• _EXERCISE OBJECTIVE_
Check every line below for the word "Total" and copy each one that has it.

• _DATA SHOWN_
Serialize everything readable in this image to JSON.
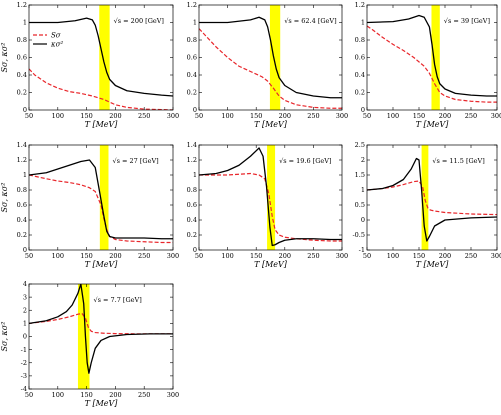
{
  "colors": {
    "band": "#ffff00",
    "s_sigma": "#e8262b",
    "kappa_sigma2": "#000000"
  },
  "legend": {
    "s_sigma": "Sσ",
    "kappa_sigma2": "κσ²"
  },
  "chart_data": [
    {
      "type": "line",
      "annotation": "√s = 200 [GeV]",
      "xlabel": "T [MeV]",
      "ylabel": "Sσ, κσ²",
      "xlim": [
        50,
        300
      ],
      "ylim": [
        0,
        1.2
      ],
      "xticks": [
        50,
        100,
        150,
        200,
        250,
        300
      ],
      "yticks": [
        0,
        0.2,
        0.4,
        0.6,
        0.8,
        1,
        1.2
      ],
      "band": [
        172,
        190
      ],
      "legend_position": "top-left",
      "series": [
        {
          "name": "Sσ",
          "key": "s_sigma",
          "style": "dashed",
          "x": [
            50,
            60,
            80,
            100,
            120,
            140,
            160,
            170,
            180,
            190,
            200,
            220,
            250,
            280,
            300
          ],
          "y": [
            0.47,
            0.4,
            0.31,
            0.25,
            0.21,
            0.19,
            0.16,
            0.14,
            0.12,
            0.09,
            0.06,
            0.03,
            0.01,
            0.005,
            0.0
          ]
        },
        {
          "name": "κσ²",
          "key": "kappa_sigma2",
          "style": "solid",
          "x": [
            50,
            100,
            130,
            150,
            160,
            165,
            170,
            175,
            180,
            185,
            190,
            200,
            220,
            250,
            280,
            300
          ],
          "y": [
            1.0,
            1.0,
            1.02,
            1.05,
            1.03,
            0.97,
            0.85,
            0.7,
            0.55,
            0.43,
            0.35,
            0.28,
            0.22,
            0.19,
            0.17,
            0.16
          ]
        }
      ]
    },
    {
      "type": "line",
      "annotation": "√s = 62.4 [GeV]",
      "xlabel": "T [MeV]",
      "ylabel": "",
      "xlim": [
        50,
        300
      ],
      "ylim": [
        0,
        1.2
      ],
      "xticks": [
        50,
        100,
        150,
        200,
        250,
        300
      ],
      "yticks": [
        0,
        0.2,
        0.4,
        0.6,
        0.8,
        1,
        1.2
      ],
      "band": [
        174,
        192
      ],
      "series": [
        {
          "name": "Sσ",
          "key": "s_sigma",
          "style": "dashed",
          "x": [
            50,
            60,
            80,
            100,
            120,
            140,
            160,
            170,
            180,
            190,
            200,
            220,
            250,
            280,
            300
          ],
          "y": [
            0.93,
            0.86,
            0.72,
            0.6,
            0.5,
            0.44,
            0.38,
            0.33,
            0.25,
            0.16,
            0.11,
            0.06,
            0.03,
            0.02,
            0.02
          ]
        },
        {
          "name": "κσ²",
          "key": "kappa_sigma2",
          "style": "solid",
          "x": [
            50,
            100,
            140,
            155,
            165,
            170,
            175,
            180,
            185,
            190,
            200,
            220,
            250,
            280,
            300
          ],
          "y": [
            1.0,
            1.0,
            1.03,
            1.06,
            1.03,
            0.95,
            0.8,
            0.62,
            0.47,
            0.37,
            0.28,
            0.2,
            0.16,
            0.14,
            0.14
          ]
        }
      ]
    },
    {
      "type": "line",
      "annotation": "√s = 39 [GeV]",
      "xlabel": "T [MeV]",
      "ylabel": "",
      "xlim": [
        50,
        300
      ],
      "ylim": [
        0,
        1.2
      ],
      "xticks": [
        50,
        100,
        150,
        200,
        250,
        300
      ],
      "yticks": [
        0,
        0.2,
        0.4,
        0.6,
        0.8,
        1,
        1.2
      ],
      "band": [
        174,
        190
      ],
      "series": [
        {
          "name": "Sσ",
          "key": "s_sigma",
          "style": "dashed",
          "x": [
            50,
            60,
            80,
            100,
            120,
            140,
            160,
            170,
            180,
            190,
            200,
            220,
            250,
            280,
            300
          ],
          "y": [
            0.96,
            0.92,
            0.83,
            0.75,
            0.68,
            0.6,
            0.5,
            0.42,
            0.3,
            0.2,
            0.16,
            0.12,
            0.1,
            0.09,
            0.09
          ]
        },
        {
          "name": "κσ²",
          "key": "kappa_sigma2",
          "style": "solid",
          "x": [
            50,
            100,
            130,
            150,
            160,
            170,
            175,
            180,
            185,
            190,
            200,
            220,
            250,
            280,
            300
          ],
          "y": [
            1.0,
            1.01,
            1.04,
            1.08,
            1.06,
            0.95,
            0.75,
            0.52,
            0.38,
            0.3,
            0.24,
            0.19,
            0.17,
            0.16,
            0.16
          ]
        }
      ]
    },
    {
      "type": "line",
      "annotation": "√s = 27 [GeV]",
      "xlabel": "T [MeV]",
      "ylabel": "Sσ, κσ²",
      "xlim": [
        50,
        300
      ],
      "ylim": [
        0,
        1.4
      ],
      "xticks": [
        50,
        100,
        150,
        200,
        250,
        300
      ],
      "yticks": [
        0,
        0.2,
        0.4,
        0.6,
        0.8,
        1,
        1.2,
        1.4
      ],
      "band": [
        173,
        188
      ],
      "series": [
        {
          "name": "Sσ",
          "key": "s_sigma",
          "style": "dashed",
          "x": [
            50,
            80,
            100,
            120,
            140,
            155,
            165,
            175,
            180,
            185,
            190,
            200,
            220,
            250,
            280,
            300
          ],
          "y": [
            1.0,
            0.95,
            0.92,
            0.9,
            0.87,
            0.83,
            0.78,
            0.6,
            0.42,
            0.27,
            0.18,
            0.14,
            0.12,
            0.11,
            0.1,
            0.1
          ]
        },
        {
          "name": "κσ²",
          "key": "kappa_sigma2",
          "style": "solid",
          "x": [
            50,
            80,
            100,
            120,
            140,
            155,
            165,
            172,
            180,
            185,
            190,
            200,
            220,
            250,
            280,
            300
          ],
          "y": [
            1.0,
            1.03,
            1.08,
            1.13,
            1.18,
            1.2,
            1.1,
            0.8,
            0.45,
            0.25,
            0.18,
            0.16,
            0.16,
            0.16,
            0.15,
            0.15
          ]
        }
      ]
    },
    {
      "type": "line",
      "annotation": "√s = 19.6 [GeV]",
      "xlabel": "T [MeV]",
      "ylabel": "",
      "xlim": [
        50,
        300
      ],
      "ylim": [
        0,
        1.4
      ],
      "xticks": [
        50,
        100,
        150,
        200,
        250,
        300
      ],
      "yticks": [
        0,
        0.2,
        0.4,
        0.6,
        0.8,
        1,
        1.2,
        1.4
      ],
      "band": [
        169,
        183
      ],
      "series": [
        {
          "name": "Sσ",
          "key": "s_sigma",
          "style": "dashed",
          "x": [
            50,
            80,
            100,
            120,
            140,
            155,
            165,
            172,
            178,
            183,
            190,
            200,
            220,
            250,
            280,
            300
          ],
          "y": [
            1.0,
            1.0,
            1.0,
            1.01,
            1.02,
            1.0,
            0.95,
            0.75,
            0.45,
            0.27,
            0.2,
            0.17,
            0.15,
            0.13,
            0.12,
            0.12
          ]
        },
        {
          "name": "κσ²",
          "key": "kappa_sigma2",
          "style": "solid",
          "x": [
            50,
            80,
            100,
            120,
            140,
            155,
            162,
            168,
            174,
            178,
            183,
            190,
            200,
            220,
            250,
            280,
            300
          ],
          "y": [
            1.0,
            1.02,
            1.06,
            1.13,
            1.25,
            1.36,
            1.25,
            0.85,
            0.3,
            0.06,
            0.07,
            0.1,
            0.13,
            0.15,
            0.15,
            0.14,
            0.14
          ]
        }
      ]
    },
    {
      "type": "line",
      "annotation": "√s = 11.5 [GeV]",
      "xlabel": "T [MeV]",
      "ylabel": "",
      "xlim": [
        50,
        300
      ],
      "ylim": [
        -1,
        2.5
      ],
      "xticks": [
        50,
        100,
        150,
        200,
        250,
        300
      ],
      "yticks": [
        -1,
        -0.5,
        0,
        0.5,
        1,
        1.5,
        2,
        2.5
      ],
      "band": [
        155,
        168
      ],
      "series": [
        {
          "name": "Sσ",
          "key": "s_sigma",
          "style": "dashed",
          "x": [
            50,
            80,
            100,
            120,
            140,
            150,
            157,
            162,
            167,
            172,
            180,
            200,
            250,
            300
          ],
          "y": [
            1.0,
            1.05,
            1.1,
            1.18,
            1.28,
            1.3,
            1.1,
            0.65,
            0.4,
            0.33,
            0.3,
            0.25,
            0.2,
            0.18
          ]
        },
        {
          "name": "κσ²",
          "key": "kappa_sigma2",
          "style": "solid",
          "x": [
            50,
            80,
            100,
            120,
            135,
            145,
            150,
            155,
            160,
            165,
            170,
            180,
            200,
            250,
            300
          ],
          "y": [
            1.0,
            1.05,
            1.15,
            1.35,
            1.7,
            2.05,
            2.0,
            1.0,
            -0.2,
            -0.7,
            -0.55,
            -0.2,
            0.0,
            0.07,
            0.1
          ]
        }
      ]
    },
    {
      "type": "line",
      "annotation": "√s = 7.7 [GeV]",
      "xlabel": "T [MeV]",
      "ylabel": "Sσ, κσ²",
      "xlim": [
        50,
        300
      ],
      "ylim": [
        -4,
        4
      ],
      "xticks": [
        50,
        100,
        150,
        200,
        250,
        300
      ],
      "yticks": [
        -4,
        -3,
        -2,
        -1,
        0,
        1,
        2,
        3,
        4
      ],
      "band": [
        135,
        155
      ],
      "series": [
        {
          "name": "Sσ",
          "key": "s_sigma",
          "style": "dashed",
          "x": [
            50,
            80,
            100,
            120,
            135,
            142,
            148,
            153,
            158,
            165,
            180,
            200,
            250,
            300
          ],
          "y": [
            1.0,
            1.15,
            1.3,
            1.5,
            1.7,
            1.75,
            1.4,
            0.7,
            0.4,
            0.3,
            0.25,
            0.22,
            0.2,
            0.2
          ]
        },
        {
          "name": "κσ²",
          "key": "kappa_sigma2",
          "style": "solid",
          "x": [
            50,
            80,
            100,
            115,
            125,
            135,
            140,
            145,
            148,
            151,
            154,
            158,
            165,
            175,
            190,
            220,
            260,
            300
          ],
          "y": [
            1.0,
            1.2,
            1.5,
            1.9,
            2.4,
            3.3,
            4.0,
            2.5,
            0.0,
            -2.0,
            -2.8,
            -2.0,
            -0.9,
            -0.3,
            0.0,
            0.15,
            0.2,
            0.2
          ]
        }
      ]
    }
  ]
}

---

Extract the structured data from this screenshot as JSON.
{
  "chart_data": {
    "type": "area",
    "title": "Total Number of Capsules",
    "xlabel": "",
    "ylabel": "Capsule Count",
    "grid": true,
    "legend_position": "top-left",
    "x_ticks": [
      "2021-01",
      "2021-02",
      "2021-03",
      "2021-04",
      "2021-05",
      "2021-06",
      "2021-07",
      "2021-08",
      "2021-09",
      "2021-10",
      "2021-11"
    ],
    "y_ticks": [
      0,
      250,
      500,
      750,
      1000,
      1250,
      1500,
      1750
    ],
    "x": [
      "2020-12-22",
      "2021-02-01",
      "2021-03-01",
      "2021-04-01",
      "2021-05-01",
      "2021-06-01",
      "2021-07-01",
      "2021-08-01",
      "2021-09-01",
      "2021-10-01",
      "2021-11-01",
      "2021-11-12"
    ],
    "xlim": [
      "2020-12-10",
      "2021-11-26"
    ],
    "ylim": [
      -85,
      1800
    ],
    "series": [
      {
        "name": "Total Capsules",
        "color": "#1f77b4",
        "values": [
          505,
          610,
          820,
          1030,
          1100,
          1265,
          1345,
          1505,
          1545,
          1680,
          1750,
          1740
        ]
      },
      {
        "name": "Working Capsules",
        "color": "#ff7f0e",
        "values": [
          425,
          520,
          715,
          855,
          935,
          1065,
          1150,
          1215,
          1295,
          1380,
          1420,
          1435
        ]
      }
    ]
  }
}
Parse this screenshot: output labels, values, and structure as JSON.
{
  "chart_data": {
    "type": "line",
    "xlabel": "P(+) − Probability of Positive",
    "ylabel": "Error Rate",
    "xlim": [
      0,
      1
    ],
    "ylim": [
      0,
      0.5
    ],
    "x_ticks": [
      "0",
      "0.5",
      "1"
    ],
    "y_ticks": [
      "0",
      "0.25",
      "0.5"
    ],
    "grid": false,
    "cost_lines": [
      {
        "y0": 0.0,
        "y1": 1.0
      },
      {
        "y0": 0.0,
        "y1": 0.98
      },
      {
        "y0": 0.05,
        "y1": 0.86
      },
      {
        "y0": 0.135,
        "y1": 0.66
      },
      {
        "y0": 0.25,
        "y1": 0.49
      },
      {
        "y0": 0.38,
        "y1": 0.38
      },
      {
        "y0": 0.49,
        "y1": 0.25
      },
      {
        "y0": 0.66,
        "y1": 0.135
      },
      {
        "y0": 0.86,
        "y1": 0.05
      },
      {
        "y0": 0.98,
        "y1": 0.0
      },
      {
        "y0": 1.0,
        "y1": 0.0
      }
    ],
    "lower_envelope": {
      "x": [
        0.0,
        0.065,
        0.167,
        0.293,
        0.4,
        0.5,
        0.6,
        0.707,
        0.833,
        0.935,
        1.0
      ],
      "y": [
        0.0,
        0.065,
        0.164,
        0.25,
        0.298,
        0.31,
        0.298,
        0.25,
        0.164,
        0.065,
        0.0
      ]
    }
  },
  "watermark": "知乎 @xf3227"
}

• _FULL RESPONSE_
    "title": "Total Number of Capsules",
        "name": "Total Capsules",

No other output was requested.